WHAT IS ASKED -
1) List each detail that the information in Melanson contained, according to the passage on anonymous tips about erratic driving.
2) Answer these questions from the passage on anonymous tips about erratic driving, one answer per line:
(a) Which state's court issued the Melanson ruling?
(b) What kind of arrest did the investigative stop in State v. Tucker lead to?
(c) In what year was State v. Tucker decided?
3) Continue the passage on anonymous tips about erratic driving from the point where it stops.

SUPPLIED PASSAGE -
■ ■ ■ ■ ■ ■ ■
As to the nature of the information, the court noted that it contained a specific description of the car, its exact location at a moment in time, and its direction and prior movements, all of which "reasonably support a conclusion that the caller had personally observed the vehicle." Melanson, 665 A.2d at 340. Next, the court noted that the officer was able to determine within a few minutes of the call that the informant had accurately described the vehicle and its current location and direction, "support the complainant's credibility" and "the officer's conclusion that the informant had actually observed the reported behavior." Id.
Finally, the court recognized that "the officer faced the potential of a dangerous public safety hazard." Id. Unlike a situation where the information concerns the transportation of controlled substances, and the officer could safely observe the defendant to obtain additional incriminating information, here failure quickly to stop the defendant's vehicle in order to confirm or dispel the officer's suspicions could have exposed the public as well as the defendant herself to the danger of an impaired driver. The officer's ability to observe incriminating behavior, therefore, was limited by the exigency of the situation. Id. (emphasis added).
In addition to the ruling by the New Hampshire court, Lamb also relied on the Kansas decision in State v. Tucker, 878 P.2d 855 (Kan. Ct. App. 1994), which again presented the scenario of an officer responding to a radio dispatch based upon an anonymous report of erratic driving. The caller described the vehicle, its location on the highway, and direction of travel. The officers located the car, followed a short distance, and - despite having observed no erratic driving - made an investigative stop which led to a DUI arrest. Applying an analysis similar to that in Melanson, the court observed that the anonymous tip suggested some firsthand knowledge, was corroborated by the police within a short time, and required immediate investigation in order to prevent potential injury to the driver and the public.
■ ■ ■ ■ ■ ■ ■
RECORDED DATA -
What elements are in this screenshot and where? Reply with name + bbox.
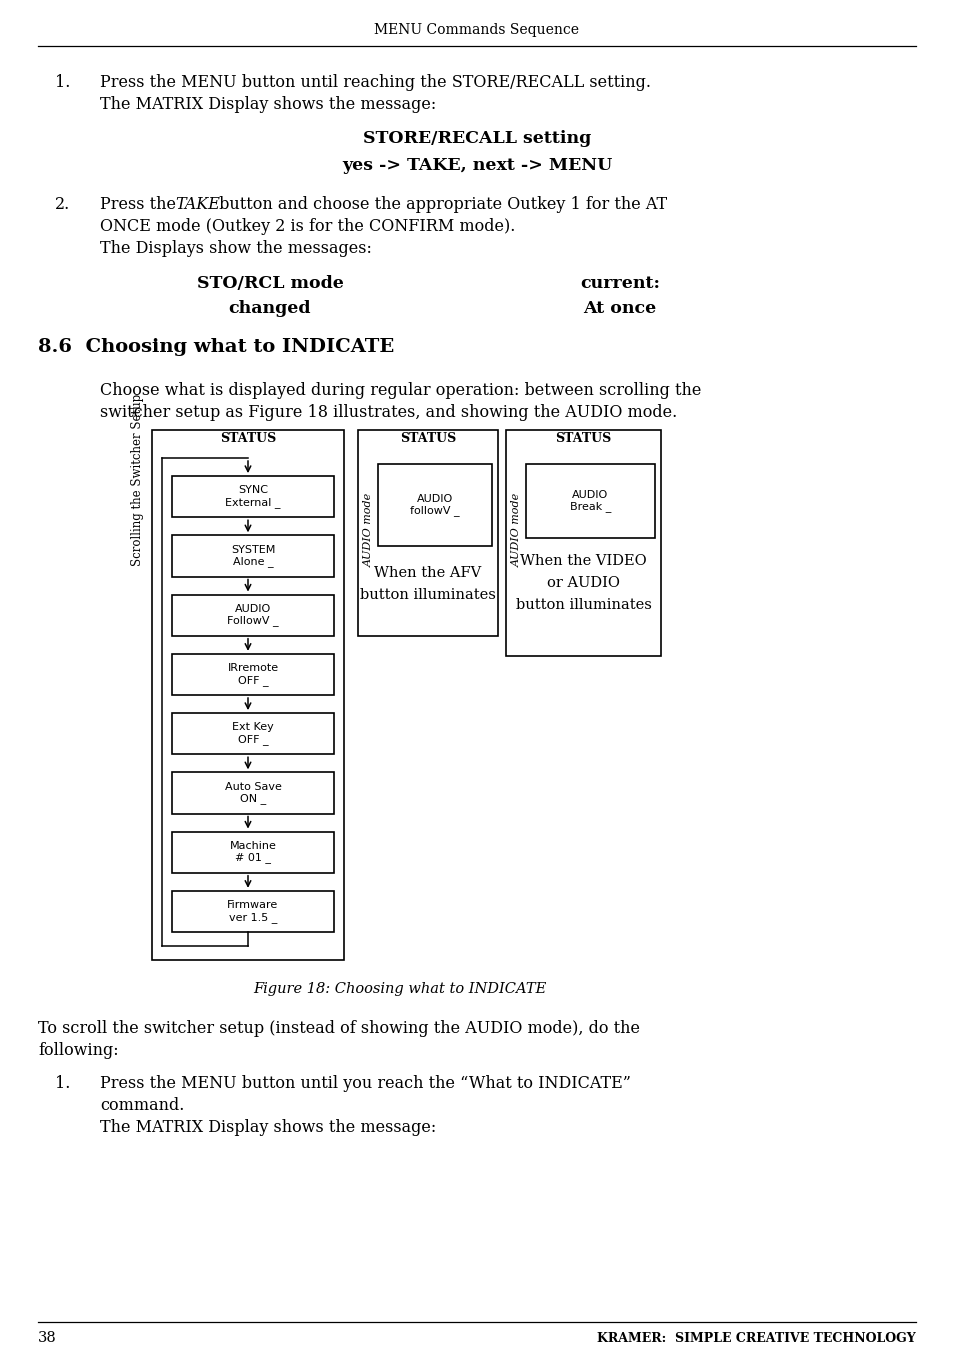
Text: SYSTEM
Alone _: SYSTEM Alone _ (231, 544, 274, 567)
Text: button illuminates: button illuminates (515, 598, 651, 612)
Text: 2.: 2. (55, 196, 71, 213)
Text: ONCE mode (Outkey 2 is for the CONFIRM mode).: ONCE mode (Outkey 2 is for the CONFIRM m… (100, 218, 515, 236)
Text: Choose what is displayed during regular operation: between scrolling the: Choose what is displayed during regular … (100, 382, 700, 399)
Text: The MATRIX Display shows the message:: The MATRIX Display shows the message: (100, 96, 436, 112)
Text: switcher setup as Figure 18 illustrates, and showing the AUDIO mode.: switcher setup as Figure 18 illustrates,… (100, 403, 677, 421)
Text: At once: At once (583, 301, 656, 317)
Text: STATUS: STATUS (399, 432, 456, 445)
Text: current:: current: (579, 275, 659, 292)
Text: Ext Key
OFF _: Ext Key OFF _ (232, 723, 274, 745)
Text: Machine
# 01 _: Machine # 01 _ (230, 841, 276, 864)
Bar (505, 431, 660, 655)
Text: When the AFV: When the AFV (374, 566, 481, 580)
Text: When the VIDEO: When the VIDEO (519, 554, 646, 567)
Text: Auto Save
ON _: Auto Save ON _ (224, 781, 281, 804)
Text: or AUDIO: or AUDIO (546, 575, 619, 590)
Text: KRAMER:  SIMPLE CREATIVE TECHNOLOGY: KRAMER: SIMPLE CREATIVE TECHNOLOGY (597, 1331, 915, 1345)
Bar (172, 594, 334, 636)
Bar (172, 772, 334, 814)
Bar (172, 477, 334, 517)
Text: Press the MENU button until you reach the “What to INDICATE”: Press the MENU button until you reach th… (100, 1075, 630, 1091)
Text: changed: changed (229, 301, 311, 317)
Text: Figure 18: Choosing what to INDICATE: Figure 18: Choosing what to INDICATE (253, 982, 546, 997)
Text: To scroll the switcher setup (instead of showing the AUDIO mode), do the: To scroll the switcher setup (instead of… (38, 1020, 639, 1037)
Bar (172, 891, 334, 932)
Text: AUDIO mode: AUDIO mode (512, 493, 521, 567)
Text: Scrolling the Switcher Setup: Scrolling the Switcher Setup (132, 394, 144, 566)
Text: AUDIO
followV _: AUDIO followV _ (410, 494, 459, 516)
Text: IRremote
OFF _: IRremote OFF _ (227, 663, 278, 685)
Bar (172, 714, 334, 754)
Text: AUDIO
Break _: AUDIO Break _ (569, 490, 611, 512)
Text: STO/RCL mode: STO/RCL mode (196, 275, 343, 292)
Bar (377, 464, 492, 546)
Text: Press the MENU button until reaching the STORE/RECALL setting.: Press the MENU button until reaching the… (100, 74, 650, 91)
Text: Firmware
ver 1.5 _: Firmware ver 1.5 _ (227, 900, 278, 922)
Text: TAKE: TAKE (174, 196, 219, 213)
Text: MENU Commands Sequence: MENU Commands Sequence (375, 23, 578, 37)
Bar (172, 535, 334, 577)
Text: STORE/RECALL setting: STORE/RECALL setting (362, 130, 591, 148)
Text: The Displays show the messages:: The Displays show the messages: (100, 240, 372, 257)
Text: yes -> TAKE, next -> MENU: yes -> TAKE, next -> MENU (341, 157, 612, 175)
Text: command.: command. (100, 1097, 184, 1114)
Text: 1.: 1. (55, 74, 71, 91)
Text: button and choose the appropriate Outkey 1 for the AT: button and choose the appropriate Outkey… (213, 196, 666, 213)
Text: AUDIO mode: AUDIO mode (364, 493, 374, 567)
Bar (525, 464, 655, 538)
Text: AUDIO
FollowV _: AUDIO FollowV _ (227, 604, 278, 627)
Text: following:: following: (38, 1043, 118, 1059)
Bar (152, 431, 344, 960)
Text: 1.: 1. (55, 1075, 71, 1091)
Bar (357, 431, 497, 636)
Text: STATUS: STATUS (219, 432, 275, 445)
Text: STATUS: STATUS (555, 432, 611, 445)
Text: SYNC
External _: SYNC External _ (225, 485, 280, 508)
Bar (172, 831, 334, 873)
Text: Press the: Press the (100, 196, 181, 213)
Bar (172, 654, 334, 695)
Text: 38: 38 (38, 1331, 56, 1345)
Text: button illuminates: button illuminates (359, 588, 496, 603)
Text: The MATRIX Display shows the message:: The MATRIX Display shows the message: (100, 1118, 436, 1136)
Text: 8.6  Choosing what to INDICATE: 8.6 Choosing what to INDICATE (38, 338, 394, 356)
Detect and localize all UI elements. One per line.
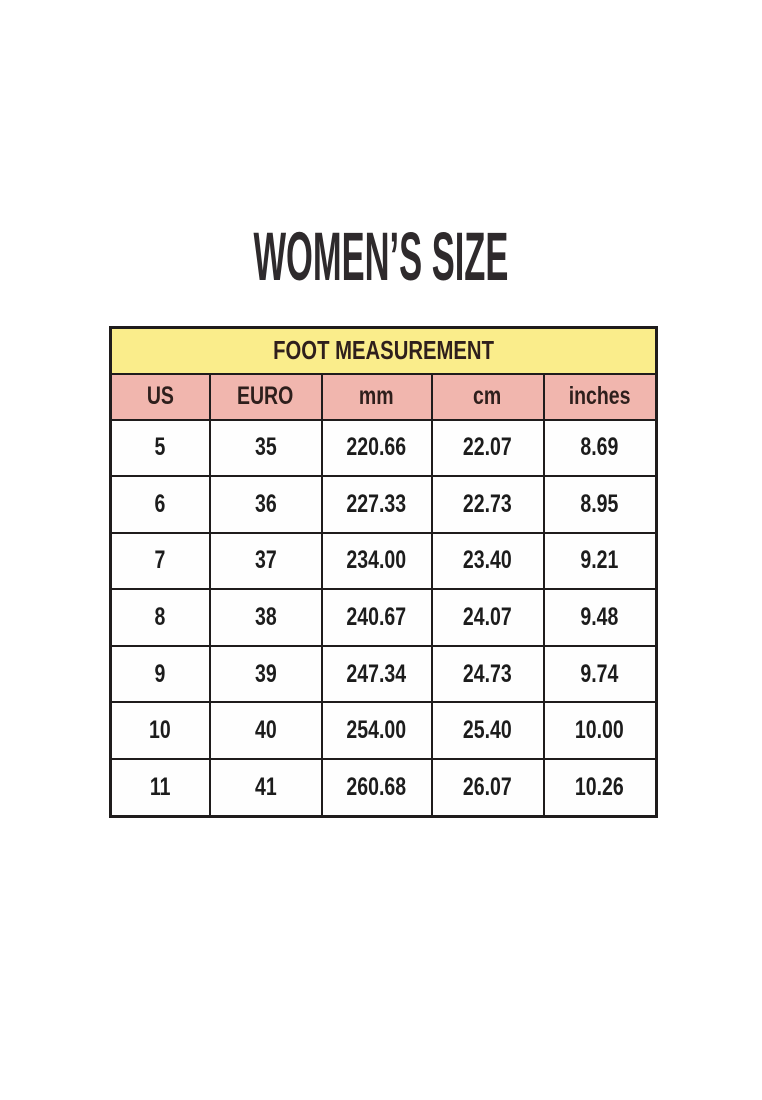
table-cell-value: 220.66 (346, 433, 407, 462)
table-cell: 26.07 (430, 757, 545, 818)
table-cell: 22.07 (430, 418, 545, 478)
table-row: 5 35 220.66 22.07 8.69 (109, 418, 658, 478)
table-cell-value: 25.40 (463, 716, 512, 745)
table-cell: 40 (208, 701, 323, 760)
table-cell: 24.73 (430, 644, 545, 704)
table-cell: 9.21 (542, 531, 658, 591)
table-cell: 35 (208, 418, 323, 478)
table-cell-value: 9 (154, 659, 166, 688)
table-cell: 24.07 (430, 588, 545, 647)
table-cell: 8.69 (542, 418, 658, 478)
table-cell-value: 22.07 (463, 433, 512, 462)
column-header-us: US (109, 372, 211, 421)
table-cell: 10 (109, 701, 211, 760)
table-cell-value: 9.48 (580, 603, 619, 632)
table-cell-value: 7 (154, 546, 166, 575)
table-cell: 220.66 (320, 418, 433, 478)
column-header-inches: inches (542, 372, 658, 421)
size-chart-table: FOOT MEASUREMENT US EURO mm cm inches 5 3… (109, 326, 659, 818)
table-cell-value: 24.07 (463, 603, 512, 632)
column-header-euro: EURO (208, 372, 323, 421)
table-cell: 36 (208, 475, 323, 534)
table-cell-value: 10.00 (575, 716, 625, 745)
column-header-euro-label: EURO (237, 382, 294, 410)
table-cell-value: 24.73 (463, 659, 512, 688)
table-cell-value: 36 (254, 489, 277, 518)
table-row: 8 38 240.67 24.07 9.48 (109, 588, 658, 647)
page-title-text: WOMEN’S SIZE (253, 218, 509, 295)
table-banner-row: FOOT MEASUREMENT (109, 326, 658, 375)
table-cell: 6 (109, 475, 211, 534)
column-header-cm: cm (430, 372, 545, 421)
table-row: 11 41 260.68 26.07 10.26 (109, 757, 658, 818)
table-cell-value: 247.34 (346, 659, 407, 688)
table-cell-value: 39 (254, 659, 277, 688)
table-cell-value: 26.07 (463, 772, 512, 801)
table-cell-value: 260.68 (346, 772, 407, 801)
table-cell-value: 41 (254, 772, 277, 801)
table-cell: 227.33 (320, 475, 433, 534)
table-cell-value: 38 (254, 603, 277, 632)
table-cell: 240.67 (320, 588, 433, 647)
table-banner-cell: FOOT MEASUREMENT (109, 326, 658, 375)
table-cell: 22.73 (430, 475, 545, 534)
column-header-cm-label: cm (473, 382, 502, 410)
table-cell-value: 5 (154, 433, 166, 462)
table-cell: 234.00 (320, 531, 433, 591)
table-cell-value: 40 (254, 716, 277, 745)
table-cell: 25.40 (430, 701, 545, 760)
table-cell: 39 (208, 644, 323, 704)
table-cell: 8.95 (542, 475, 658, 534)
table-cell: 9 (109, 644, 211, 704)
table-cell: 254.00 (320, 701, 433, 760)
table-cell-value: 22.73 (463, 489, 512, 518)
table-cell-value: 234.00 (346, 546, 407, 575)
column-header-mm-label: mm (359, 382, 394, 410)
table-row: 6 36 227.33 22.73 8.95 (109, 475, 658, 534)
table-row: 9 39 247.34 24.73 9.74 (109, 644, 658, 704)
table-body: 5 35 220.66 22.07 8.69 6 36 227.33 22.73 8.95 7 37 2… (109, 418, 658, 818)
table-cell-value: 8.69 (580, 433, 619, 462)
table-cell-value: 10.26 (575, 772, 625, 801)
table-row: 7 37 234.00 23.40 9.21 (109, 531, 658, 591)
table-cell: 9.48 (542, 588, 658, 647)
table-banner-label: FOOT MEASUREMENT (273, 335, 494, 366)
table-cell-value: 240.67 (346, 603, 407, 632)
table-cell-value: 227.33 (346, 489, 407, 518)
table-cell: 23.40 (430, 531, 545, 591)
table-cell-value: 10 (149, 716, 172, 745)
table-cell: 10.00 (542, 701, 658, 760)
table-cell-value: 254.00 (346, 716, 407, 745)
table-cell-value: 35 (254, 433, 277, 462)
table-cell: 247.34 (320, 644, 433, 704)
table-cell-value: 8.95 (580, 489, 619, 518)
table-cell-value: 6 (154, 489, 166, 518)
table-cell-value: 9.74 (580, 659, 619, 688)
table-cell-value: 37 (254, 546, 277, 575)
table-cell: 38 (208, 588, 323, 647)
table-cell: 41 (208, 757, 323, 818)
table-cell-value: 23.40 (463, 546, 512, 575)
table-cell: 7 (109, 531, 211, 591)
table-cell: 11 (109, 757, 211, 818)
table-cell: 37 (208, 531, 323, 591)
table-row: 10 40 254.00 25.40 10.00 (109, 701, 658, 760)
page-title: WOMEN’S SIZE (0, 222, 762, 291)
column-header-mm: mm (320, 372, 433, 421)
table-cell-value: 8 (154, 603, 166, 632)
table-cell: 10.26 (542, 757, 658, 818)
column-header-row: US EURO mm cm inches (109, 372, 658, 421)
table-cell-value: 9.21 (580, 546, 619, 575)
table-cell: 8 (109, 588, 211, 647)
table-cell-value: 11 (149, 772, 171, 801)
table-cell: 9.74 (542, 644, 658, 704)
column-header-us-label: US (146, 382, 174, 410)
table-cell: 260.68 (320, 757, 433, 818)
column-header-inches-label: inches (568, 382, 631, 410)
table-cell: 5 (109, 418, 211, 478)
■ ■ ■ ■ ■ ■ ■
PER-TASK OUTPUTS -
1)
- A specific description of the car
- Its exact location at a moment in time
- Its direction
- Its prior movements

2)
(a) New Hampshire
(b) A DUI arrest
(c) 1994

3)
The Kansas court's discussion of the necessary balancing between the driver's constitutional right to privacy and the public's interest in safety bears repeating. That balancing, the court observed, "must consider the risk to the public of not making an immediate stop against the right of an individual to be free from such stops. We believe that, where the danger to the public is clear, urgent, and immediate, the equation must be weighted in favor of protecting the public and removing the danger." Id. at 861. Applying that equation to the case at bar, the court concluded that the risk of not making an immediate stop was "death and destruction on the highways. This is not a risk which the Fourth Amendment requires the public to take." Id. at 862.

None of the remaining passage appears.